Exercise prompt: Take the material below and retype it in full; pictures are left out.

Data excerpts:
---

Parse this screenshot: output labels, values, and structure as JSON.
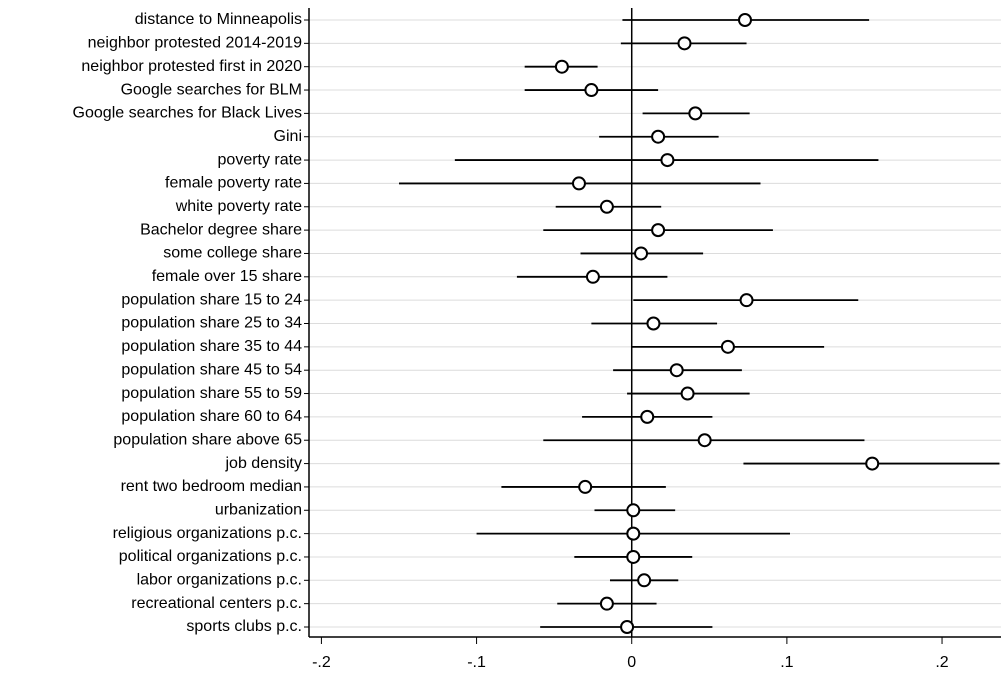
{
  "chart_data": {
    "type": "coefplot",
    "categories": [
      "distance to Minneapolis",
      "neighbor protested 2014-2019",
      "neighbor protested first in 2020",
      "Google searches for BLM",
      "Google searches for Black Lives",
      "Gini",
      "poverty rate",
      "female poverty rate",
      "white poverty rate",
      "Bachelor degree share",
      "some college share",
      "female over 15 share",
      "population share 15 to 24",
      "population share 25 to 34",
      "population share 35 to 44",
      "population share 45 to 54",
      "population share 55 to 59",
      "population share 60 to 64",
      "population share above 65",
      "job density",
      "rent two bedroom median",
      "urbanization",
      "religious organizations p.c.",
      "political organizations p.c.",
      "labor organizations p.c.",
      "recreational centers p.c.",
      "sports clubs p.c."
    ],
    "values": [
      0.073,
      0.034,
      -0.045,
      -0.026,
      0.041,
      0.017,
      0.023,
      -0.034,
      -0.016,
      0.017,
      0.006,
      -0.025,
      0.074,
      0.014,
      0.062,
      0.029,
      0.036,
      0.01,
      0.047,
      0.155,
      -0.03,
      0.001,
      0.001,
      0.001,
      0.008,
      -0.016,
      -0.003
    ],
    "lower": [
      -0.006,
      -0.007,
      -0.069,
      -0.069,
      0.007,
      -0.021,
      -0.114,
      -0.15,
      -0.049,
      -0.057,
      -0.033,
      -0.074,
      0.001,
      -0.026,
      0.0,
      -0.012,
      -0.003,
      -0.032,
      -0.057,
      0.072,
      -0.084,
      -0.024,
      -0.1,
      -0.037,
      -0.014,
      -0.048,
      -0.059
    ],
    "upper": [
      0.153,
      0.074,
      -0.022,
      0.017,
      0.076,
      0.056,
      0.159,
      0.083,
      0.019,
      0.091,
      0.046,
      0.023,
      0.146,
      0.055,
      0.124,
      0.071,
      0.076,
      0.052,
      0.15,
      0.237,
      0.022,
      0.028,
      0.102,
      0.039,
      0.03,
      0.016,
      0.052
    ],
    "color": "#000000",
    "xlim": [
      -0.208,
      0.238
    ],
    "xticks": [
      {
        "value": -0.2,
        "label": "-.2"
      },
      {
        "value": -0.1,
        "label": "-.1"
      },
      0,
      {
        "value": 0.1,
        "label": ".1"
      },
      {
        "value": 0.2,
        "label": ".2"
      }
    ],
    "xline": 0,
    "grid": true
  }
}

---

Full solution:
Parse this screenshot: output labels, values, and structure as JSON.
{
  "chart_data": {
    "type": "coefplot",
    "categories": [
      "distance to Minneapolis",
      "neighbor protested 2014-2019",
      "neighbor protested first in 2020",
      "Google searches for BLM",
      "Google searches for Black Lives",
      "Gini",
      "poverty rate",
      "female poverty rate",
      "white poverty rate",
      "Bachelor degree share",
      "some college share",
      "female over 15 share",
      "population share 15 to 24",
      "population share 25 to 34",
      "population share 35 to 44",
      "population share 45 to 54",
      "population share 55 to 59",
      "population share 60 to 64",
      "population share above 65",
      "job density",
      "rent two bedroom median",
      "urbanization",
      "religious organizations p.c.",
      "political organizations p.c.",
      "labor organizations p.c.",
      "recreational centers p.c.",
      "sports clubs p.c."
    ],
    "values": [
      0.073,
      0.034,
      -0.045,
      -0.026,
      0.041,
      0.017,
      0.023,
      -0.034,
      -0.016,
      0.017,
      0.006,
      -0.025,
      0.074,
      0.014,
      0.062,
      0.029,
      0.036,
      0.01,
      0.047,
      0.155,
      -0.03,
      0.001,
      0.001,
      0.001,
      0.008,
      -0.016,
      -0.003
    ],
    "lower": [
      -0.006,
      -0.007,
      -0.069,
      -0.069,
      0.007,
      -0.021,
      -0.114,
      -0.15,
      -0.049,
      -0.057,
      -0.033,
      -0.074,
      0.001,
      -0.026,
      0.0,
      -0.012,
      -0.003,
      -0.032,
      -0.057,
      0.072,
      -0.084,
      -0.024,
      -0.1,
      -0.037,
      -0.014,
      -0.048,
      -0.059
    ],
    "upper": [
      0.153,
      0.074,
      -0.022,
      0.017,
      0.076,
      0.056,
      0.159,
      0.083,
      0.019,
      0.091,
      0.046,
      0.023,
      0.146,
      0.055,
      0.124,
      0.071,
      0.076,
      0.052,
      0.15,
      0.237,
      0.022,
      0.028,
      0.102,
      0.039,
      0.03,
      0.016,
      0.052
    ],
    "color": "#000000",
    "xlim": [
      -0.208,
      0.238
    ],
    "xticks": [
      {
        "value": -0.2,
        "label": "-.2"
      },
      {
        "value": -0.1,
        "label": "-.1"
      },
      0,
      {
        "value": 0.1,
        "label": ".1"
      },
      {
        "value": 0.2,
        "label": ".2"
      }
    ],
    "xline": 0,
    "grid": true
  }
}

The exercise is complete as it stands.